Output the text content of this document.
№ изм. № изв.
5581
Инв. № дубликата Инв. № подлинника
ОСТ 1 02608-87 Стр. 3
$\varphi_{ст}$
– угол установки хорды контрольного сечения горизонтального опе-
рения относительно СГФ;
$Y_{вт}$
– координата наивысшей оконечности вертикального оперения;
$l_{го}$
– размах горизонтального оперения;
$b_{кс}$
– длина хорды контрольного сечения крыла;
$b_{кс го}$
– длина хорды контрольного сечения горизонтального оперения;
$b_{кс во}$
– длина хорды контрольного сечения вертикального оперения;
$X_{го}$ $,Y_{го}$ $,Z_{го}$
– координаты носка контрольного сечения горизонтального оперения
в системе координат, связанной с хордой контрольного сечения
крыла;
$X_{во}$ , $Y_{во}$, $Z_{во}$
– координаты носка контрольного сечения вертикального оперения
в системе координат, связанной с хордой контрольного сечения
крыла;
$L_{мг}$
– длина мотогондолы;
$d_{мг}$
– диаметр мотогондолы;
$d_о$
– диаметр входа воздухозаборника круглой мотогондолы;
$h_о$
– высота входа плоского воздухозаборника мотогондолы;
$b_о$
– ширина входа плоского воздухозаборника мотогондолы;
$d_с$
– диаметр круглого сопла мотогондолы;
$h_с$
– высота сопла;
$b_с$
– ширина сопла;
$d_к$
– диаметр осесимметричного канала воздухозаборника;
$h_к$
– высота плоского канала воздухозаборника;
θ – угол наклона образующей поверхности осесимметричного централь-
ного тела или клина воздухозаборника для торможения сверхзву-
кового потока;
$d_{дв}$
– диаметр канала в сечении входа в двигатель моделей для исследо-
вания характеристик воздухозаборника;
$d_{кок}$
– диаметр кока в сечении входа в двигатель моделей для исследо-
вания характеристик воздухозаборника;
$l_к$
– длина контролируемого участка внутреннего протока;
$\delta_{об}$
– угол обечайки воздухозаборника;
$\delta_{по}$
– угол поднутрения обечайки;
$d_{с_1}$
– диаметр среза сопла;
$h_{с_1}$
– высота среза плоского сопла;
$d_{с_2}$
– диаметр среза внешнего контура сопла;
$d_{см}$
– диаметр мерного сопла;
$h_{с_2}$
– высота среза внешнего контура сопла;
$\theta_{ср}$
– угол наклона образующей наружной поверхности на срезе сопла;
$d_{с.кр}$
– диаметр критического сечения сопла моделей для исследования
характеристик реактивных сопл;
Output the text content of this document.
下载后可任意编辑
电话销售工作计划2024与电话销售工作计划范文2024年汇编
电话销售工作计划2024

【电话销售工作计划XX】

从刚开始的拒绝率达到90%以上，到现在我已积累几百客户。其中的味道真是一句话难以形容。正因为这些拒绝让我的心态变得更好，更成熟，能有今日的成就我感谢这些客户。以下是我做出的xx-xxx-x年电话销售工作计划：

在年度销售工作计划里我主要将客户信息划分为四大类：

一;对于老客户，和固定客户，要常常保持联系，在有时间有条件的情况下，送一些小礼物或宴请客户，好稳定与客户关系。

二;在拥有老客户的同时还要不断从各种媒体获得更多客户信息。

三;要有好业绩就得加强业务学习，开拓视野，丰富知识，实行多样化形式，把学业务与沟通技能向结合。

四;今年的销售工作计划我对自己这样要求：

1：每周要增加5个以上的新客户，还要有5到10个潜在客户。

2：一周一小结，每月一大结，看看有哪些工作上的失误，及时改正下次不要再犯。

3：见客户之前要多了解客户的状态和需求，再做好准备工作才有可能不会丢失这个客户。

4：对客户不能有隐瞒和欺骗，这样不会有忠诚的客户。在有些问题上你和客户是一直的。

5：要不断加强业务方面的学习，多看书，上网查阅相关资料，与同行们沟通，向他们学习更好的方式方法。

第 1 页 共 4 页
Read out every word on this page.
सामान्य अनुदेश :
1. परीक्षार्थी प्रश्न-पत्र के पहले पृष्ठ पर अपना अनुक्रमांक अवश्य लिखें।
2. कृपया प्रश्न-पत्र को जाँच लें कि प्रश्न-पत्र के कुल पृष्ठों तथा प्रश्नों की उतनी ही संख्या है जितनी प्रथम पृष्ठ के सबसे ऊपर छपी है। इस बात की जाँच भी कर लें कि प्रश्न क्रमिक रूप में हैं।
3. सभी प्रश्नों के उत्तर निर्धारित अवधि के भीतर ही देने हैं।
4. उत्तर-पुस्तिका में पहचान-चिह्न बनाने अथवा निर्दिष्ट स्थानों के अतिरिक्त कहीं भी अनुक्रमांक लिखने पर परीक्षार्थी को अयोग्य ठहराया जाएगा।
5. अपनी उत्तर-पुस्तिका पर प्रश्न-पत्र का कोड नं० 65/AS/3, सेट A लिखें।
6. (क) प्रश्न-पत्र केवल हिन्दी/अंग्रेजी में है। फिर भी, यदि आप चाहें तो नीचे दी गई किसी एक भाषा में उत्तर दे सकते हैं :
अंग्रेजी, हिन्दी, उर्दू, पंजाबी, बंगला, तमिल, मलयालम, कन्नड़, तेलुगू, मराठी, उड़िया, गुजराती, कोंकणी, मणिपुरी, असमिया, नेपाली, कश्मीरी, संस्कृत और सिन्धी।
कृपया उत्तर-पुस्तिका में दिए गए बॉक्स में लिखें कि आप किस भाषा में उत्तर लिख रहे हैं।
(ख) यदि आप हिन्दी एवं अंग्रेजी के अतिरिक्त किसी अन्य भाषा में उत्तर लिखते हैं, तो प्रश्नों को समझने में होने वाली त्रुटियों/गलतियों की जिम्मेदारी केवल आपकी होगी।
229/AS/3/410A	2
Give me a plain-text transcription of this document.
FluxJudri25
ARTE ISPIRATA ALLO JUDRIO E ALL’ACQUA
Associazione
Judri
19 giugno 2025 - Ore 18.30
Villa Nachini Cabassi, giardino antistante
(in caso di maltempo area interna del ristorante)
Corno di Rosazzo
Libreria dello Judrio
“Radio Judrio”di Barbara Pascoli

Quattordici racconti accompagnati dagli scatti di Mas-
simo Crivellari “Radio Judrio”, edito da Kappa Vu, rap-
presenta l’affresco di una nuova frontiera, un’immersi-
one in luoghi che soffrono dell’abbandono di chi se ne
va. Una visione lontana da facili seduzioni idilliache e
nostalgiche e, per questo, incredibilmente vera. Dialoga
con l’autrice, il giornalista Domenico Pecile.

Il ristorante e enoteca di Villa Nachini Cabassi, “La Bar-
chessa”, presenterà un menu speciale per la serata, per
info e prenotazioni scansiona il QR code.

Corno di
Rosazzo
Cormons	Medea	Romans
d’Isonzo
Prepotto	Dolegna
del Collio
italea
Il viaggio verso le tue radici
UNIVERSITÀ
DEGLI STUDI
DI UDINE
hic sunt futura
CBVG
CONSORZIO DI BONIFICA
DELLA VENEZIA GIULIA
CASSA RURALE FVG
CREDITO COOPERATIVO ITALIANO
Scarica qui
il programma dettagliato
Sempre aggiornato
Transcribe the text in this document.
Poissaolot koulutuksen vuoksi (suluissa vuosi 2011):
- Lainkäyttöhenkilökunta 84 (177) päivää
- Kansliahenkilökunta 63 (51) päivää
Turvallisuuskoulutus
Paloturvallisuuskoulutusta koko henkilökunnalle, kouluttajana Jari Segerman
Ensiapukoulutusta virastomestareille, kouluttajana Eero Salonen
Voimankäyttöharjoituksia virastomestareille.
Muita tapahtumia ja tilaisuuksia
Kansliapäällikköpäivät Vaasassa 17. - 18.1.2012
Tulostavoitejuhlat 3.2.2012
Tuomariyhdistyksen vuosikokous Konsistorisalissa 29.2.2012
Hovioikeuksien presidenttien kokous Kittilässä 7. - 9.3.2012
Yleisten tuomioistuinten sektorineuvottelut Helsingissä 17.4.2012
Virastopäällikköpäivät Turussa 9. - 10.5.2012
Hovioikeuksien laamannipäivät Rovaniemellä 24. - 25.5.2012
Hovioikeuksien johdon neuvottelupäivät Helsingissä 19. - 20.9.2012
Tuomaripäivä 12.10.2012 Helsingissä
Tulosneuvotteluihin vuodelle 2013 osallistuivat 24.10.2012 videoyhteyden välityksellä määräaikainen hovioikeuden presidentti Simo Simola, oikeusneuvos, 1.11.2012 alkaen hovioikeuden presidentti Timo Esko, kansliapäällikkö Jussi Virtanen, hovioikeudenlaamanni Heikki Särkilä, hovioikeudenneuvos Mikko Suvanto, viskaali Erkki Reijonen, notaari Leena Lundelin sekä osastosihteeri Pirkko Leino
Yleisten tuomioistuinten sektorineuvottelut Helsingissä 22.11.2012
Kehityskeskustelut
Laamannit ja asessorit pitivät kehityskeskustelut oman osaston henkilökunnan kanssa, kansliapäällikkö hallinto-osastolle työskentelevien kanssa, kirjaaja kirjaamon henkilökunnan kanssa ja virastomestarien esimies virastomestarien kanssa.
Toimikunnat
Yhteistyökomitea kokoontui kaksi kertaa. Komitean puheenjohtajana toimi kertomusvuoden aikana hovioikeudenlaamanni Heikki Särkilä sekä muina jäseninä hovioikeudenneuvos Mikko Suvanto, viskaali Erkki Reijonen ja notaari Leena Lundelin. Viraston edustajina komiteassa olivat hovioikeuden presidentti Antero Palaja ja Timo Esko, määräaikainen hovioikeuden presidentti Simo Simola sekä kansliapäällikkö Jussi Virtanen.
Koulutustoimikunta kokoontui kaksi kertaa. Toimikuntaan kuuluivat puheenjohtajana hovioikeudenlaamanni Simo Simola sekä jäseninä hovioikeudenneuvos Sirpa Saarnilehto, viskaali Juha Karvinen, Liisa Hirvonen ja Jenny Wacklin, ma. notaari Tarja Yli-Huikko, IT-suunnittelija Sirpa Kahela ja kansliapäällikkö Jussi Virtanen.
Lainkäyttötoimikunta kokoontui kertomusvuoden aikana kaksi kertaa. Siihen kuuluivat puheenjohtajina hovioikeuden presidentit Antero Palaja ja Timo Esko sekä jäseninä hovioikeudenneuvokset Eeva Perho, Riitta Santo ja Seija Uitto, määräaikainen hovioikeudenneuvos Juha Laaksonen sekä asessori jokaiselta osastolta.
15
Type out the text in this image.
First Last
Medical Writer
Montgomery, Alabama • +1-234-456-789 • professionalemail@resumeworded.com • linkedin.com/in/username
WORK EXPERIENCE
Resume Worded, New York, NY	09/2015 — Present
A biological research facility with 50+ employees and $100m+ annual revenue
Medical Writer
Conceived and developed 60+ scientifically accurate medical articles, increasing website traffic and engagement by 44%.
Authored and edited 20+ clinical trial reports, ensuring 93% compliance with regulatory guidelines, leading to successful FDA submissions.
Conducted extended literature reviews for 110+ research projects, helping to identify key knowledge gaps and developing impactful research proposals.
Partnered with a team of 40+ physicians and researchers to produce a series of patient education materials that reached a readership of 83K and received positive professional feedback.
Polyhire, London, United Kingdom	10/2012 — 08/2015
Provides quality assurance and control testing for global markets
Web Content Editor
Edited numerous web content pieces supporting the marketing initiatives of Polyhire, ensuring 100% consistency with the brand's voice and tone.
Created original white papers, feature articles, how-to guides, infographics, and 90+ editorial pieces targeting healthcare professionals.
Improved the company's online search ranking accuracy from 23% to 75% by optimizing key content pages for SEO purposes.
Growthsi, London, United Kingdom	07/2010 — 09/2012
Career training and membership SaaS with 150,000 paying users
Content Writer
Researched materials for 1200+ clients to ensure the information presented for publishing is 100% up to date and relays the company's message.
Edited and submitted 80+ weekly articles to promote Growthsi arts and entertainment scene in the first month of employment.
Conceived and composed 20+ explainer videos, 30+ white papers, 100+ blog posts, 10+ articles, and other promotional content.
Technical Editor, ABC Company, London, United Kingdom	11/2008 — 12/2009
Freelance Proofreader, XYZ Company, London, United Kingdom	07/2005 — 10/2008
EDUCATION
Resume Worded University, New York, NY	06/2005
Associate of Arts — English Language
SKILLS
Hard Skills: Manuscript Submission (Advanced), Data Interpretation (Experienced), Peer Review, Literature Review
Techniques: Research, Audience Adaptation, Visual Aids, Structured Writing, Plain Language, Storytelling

____________

§ Objective:
State only how many lines in the material include "моделей".

§ Full solution:
3